* WHAT YOU HAVE TO DO *
Reproduce each line of the entries below character for character.

%%

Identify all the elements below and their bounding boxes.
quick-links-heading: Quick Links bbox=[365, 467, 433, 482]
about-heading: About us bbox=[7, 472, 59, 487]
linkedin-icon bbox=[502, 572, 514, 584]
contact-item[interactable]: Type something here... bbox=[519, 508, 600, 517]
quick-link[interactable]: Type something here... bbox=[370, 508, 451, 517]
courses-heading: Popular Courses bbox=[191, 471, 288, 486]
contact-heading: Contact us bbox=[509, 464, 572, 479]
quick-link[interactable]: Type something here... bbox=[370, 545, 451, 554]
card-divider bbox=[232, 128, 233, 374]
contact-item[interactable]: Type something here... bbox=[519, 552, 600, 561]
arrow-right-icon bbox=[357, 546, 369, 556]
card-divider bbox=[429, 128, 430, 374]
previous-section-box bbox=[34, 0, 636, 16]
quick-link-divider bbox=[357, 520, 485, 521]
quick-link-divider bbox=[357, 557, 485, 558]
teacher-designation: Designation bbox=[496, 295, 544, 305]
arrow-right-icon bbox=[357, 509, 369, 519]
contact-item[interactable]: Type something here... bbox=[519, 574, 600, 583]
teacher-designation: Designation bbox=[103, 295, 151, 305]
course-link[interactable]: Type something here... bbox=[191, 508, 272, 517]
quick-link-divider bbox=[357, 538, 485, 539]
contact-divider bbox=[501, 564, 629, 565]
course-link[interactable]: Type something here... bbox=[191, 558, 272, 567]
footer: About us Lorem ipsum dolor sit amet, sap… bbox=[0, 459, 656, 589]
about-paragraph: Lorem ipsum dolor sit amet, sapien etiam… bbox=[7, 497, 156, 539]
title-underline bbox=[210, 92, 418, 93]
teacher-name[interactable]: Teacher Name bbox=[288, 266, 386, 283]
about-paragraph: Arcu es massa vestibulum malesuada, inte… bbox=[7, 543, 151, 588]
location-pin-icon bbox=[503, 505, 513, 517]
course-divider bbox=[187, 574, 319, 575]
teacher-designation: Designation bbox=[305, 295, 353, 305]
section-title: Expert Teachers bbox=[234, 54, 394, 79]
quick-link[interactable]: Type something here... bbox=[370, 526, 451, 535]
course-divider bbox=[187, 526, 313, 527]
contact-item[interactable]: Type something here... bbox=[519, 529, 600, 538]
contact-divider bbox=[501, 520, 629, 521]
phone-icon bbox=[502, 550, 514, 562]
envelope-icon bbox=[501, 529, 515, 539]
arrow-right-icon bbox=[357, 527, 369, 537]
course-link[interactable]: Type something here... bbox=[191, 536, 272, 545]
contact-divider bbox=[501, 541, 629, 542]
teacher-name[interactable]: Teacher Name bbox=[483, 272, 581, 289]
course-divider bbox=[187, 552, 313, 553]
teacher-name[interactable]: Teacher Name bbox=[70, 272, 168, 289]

%%

* EXERCISE SOLUTION *
Identify all the elements below and their bounding boxes.
quick-links-heading: Quick Links bbox=[365, 467, 433, 482]
about-heading: About us bbox=[7, 472, 59, 487]
linkedin-icon bbox=[502, 572, 514, 584]
contact-item[interactable]: Type something here... bbox=[519, 508, 600, 517]
quick-link[interactable]: Type something here... bbox=[370, 508, 451, 517]
courses-heading: Popular Courses bbox=[191, 471, 288, 486]
contact-heading: Contact us bbox=[509, 464, 572, 479]
quick-link[interactable]: Type something here... bbox=[370, 545, 451, 554]
card-divider bbox=[232, 128, 233, 374]
contact-item[interactable]: Type something here... bbox=[519, 552, 600, 561]
arrow-right-icon bbox=[357, 546, 369, 556]
card-divider bbox=[429, 128, 430, 374]
previous-section-box bbox=[34, 0, 636, 16]
quick-link-divider bbox=[357, 520, 485, 521]
quick-link-divider bbox=[357, 557, 485, 558]
teacher-designation: Designation bbox=[496, 295, 544, 305]
arrow-right-icon bbox=[357, 509, 369, 519]
contact-item[interactable]: Type something here... bbox=[519, 574, 600, 583]
teacher-designation: Designation bbox=[103, 295, 151, 305]
course-link[interactable]: Type something here... bbox=[191, 508, 272, 517]
quick-link-divider bbox=[357, 538, 485, 539]
contact-divider bbox=[501, 564, 629, 565]
course-link[interactable]: Type something here... bbox=[191, 558, 272, 567]
footer: About us Lorem ipsum dolor sit amet, sap… bbox=[0, 459, 656, 589]
about-paragraph: Lorem ipsum dolor sit amet, sapien etiam… bbox=[7, 497, 156, 539]
title-underline bbox=[210, 92, 418, 93]
teacher-name[interactable]: Teacher Name bbox=[288, 266, 386, 283]
about-paragraph: Arcu es massa vestibulum malesuada, inte… bbox=[7, 543, 151, 588]
location-pin-icon bbox=[503, 505, 513, 517]
course-divider bbox=[187, 574, 319, 575]
teacher-designation: Designation bbox=[305, 295, 353, 305]
section-title: Expert Teachers bbox=[234, 54, 394, 79]
quick-link[interactable]: Type something here... bbox=[370, 526, 451, 535]
course-divider bbox=[187, 526, 313, 527]
contact-item[interactable]: Type something here... bbox=[519, 529, 600, 538]
contact-divider bbox=[501, 520, 629, 521]
phone-icon bbox=[502, 550, 514, 562]
envelope-icon bbox=[501, 529, 515, 539]
arrow-right-icon bbox=[357, 527, 369, 537]
course-link[interactable]: Type something here... bbox=[191, 536, 272, 545]
contact-divider bbox=[501, 541, 629, 542]
teacher-name[interactable]: Teacher Name bbox=[483, 272, 581, 289]
course-divider bbox=[187, 552, 313, 553]
teacher-name[interactable]: Teacher Name bbox=[70, 272, 168, 289]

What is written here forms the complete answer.